— START Record set —
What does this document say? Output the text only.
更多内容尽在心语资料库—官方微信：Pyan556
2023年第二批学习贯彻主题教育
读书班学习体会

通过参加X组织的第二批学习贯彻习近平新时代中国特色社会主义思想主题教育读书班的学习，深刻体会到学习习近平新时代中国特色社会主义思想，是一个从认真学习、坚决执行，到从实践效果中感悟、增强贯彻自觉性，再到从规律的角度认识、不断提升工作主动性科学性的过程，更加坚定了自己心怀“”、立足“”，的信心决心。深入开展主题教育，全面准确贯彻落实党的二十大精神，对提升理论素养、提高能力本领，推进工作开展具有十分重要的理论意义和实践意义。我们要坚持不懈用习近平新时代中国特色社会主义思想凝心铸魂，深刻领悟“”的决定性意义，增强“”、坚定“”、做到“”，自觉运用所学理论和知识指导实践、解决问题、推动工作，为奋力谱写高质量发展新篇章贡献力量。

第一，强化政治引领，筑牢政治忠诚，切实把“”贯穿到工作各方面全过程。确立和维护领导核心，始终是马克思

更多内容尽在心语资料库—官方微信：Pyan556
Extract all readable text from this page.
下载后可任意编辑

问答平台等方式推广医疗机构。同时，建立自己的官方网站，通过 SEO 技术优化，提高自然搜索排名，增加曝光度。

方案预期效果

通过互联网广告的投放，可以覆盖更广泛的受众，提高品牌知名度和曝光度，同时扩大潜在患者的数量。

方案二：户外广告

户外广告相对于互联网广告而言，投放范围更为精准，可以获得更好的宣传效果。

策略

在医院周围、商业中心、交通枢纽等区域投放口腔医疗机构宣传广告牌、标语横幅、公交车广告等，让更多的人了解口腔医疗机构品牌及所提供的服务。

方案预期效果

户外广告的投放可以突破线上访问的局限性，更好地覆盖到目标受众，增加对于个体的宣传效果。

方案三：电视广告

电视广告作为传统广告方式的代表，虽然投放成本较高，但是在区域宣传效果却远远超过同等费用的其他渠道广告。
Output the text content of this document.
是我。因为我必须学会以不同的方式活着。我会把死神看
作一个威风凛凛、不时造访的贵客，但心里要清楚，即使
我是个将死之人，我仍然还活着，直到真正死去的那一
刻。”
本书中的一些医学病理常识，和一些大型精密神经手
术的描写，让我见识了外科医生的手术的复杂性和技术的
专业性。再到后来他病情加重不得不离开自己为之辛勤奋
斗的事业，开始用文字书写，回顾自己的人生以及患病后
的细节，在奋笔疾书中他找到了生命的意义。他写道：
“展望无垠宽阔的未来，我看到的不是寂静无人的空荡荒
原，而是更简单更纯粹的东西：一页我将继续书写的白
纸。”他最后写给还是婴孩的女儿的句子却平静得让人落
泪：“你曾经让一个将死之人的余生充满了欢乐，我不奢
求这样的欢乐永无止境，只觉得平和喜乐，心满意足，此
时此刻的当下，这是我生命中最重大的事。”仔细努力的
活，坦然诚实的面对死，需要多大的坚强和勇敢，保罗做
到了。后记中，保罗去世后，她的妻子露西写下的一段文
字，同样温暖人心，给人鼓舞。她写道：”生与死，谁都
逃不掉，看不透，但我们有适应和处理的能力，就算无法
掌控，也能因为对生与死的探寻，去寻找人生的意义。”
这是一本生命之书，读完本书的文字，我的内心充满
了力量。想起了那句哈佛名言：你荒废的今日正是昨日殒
— END Record set —
Problem to solve = Without leaving anything out, give the entries again exactly.

Response to this exercise =
What does this document say? Output the text only.
更多内容尽在心语资料库—官方微信：Pyan556
2023年第二批学习贯彻主题教育
读书班学习体会

通过参加X组织的第二批学习贯彻习近平新时代中国特色社会主义思想主题教育读书班的学习，深刻体会到学习习近平新时代中国特色社会主义思想，是一个从认真学习、坚决执行，到从实践效果中感悟、增强贯彻自觉性，再到从规律的角度认识、不断提升工作主动性科学性的过程，更加坚定了自己心怀“”、立足“”，的信心决心。深入开展主题教育，全面准确贯彻落实党的二十大精神，对提升理论素养、提高能力本领，推进工作开展具有十分重要的理论意义和实践意义。我们要坚持不懈用习近平新时代中国特色社会主义思想凝心铸魂，深刻领悟“”的决定性意义，增强“”、坚定“”、做到“”，自觉运用所学理论和知识指导实践、解决问题、推动工作，为奋力谱写高质量发展新篇章贡献力量。

第一，强化政治引领，筑牢政治忠诚，切实把“”贯穿到工作各方面全过程。确立和维护领导核心，始终是马克思

更多内容尽在心语资料库—官方微信：Pyan556
Extract all readable text from this page.
下载后可任意编辑

问答平台等方式推广医疗机构。同时，建立自己的官方网站，通过 SEO 技术优化，提高自然搜索排名，增加曝光度。

方案预期效果

通过互联网广告的投放，可以覆盖更广泛的受众，提高品牌知名度和曝光度，同时扩大潜在患者的数量。

方案二：户外广告

户外广告相对于互联网广告而言，投放范围更为精准，可以获得更好的宣传效果。

策略

在医院周围、商业中心、交通枢纽等区域投放口腔医疗机构宣传广告牌、标语横幅、公交车广告等，让更多的人了解口腔医疗机构品牌及所提供的服务。

方案预期效果

户外广告的投放可以突破线上访问的局限性，更好地覆盖到目标受众，增加对于个体的宣传效果。

方案三：电视广告

电视广告作为传统广告方式的代表，虽然投放成本较高，但是在区域宣传效果却远远超过同等费用的其他渠道广告。
Output the text content of this document.
是我。因为我必须学会以不同的方式活着。我会把死神看
作一个威风凛凛、不时造访的贵客，但心里要清楚，即使
我是个将死之人，我仍然还活着，直到真正死去的那一
刻。”
本书中的一些医学病理常识，和一些大型精密神经手
术的描写，让我见识了外科医生的手术的复杂性和技术的
专业性。再到后来他病情加重不得不离开自己为之辛勤奋
斗的事业，开始用文字书写，回顾自己的人生以及患病后
的细节，在奋笔疾书中他找到了生命的意义。他写道：
“展望无垠宽阔的未来，我看到的不是寂静无人的空荡荒
原，而是更简单更纯粹的东西：一页我将继续书写的白
纸。”他最后写给还是婴孩的女儿的句子却平静得让人落
泪：“你曾经让一个将死之人的余生充满了欢乐，我不奢
求这样的欢乐永无止境，只觉得平和喜乐，心满意足，此
时此刻的当下，这是我生命中最重大的事。”仔细努力的
活，坦然诚实的面对死，需要多大的坚强和勇敢，保罗做
到了。后记中，保罗去世后，她的妻子露西写下的一段文
字，同样温暖人心，给人鼓舞。她写道：”生与死，谁都
逃不掉，看不透，但我们有适应和处理的能力，就算无法
掌控，也能因为对生与死的探寻，去寻找人生的意义。”
这是一本生命之书，读完本书的文字，我的内心充满
了力量。想起了那句哈佛名言：你荒废的今日正是昨日殒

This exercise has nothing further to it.